#### [Challenge]
Find and copy every line in the records that includes the string "ASTRONOMIA".

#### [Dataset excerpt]

==============================

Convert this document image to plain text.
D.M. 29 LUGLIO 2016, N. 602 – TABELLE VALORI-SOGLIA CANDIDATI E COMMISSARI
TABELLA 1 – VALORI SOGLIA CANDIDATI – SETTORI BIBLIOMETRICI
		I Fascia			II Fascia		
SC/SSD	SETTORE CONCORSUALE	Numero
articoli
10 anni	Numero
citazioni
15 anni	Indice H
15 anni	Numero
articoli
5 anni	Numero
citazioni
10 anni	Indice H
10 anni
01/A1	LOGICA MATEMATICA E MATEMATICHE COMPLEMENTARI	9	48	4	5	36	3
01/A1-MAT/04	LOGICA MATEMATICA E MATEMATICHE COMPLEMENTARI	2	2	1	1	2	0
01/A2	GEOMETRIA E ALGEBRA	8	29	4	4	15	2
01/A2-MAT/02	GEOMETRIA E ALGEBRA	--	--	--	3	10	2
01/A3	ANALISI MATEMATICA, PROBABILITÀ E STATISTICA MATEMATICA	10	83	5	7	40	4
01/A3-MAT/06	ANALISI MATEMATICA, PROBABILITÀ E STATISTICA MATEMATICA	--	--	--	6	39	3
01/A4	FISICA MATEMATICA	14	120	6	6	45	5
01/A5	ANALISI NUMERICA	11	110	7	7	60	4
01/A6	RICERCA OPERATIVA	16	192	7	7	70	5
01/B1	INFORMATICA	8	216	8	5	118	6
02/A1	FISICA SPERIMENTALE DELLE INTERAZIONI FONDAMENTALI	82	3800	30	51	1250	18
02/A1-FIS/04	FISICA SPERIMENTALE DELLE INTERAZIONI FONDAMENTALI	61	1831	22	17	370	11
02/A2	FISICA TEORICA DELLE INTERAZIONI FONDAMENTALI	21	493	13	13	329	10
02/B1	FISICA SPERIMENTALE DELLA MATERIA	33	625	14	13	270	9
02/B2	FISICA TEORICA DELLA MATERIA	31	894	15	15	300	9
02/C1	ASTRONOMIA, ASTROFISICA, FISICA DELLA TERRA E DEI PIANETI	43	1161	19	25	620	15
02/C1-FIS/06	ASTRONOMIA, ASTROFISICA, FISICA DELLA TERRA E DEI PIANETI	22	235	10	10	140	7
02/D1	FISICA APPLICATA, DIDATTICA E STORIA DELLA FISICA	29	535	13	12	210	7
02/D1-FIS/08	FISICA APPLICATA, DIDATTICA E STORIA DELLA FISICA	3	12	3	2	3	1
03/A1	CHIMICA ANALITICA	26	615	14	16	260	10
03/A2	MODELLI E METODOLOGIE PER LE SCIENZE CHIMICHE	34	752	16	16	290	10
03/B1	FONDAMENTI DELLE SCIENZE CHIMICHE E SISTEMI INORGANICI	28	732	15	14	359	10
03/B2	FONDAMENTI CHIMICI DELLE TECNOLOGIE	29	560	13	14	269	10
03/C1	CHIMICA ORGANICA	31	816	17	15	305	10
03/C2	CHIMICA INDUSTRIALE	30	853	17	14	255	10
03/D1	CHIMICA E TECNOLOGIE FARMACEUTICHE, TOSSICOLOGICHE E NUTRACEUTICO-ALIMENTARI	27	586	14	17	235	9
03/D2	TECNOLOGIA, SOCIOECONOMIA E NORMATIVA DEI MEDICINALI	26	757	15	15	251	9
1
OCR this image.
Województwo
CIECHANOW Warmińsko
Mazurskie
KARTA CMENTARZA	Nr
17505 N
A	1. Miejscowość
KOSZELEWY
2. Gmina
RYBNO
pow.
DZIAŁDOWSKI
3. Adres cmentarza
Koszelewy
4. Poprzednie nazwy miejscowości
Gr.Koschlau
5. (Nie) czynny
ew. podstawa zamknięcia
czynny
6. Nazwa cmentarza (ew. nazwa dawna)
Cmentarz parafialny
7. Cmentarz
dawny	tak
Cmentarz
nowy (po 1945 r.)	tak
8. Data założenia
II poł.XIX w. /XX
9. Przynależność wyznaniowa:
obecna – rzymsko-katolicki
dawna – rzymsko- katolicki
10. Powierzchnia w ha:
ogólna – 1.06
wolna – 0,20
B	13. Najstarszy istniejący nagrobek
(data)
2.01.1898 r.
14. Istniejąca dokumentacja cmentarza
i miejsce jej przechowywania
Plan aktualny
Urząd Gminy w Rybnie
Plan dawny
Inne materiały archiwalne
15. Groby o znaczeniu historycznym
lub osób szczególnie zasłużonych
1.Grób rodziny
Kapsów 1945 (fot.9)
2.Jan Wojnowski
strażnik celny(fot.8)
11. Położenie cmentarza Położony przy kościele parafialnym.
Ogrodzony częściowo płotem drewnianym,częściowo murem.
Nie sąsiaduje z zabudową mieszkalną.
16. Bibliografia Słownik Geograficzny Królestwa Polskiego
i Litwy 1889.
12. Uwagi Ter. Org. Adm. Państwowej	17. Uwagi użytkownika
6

==============================

#### [Complete output]
02/C1	ASTRONOMIA, ASTROFISICA, FISICA DELLA TERRA E DEI PIANETI	43	1161	19	25	620	15
02/C1-FIS/06	ASTRONOMIA, ASTROFISICA, FISICA DELLA TERRA E DEI PIANETI	22	235	10	10	140	7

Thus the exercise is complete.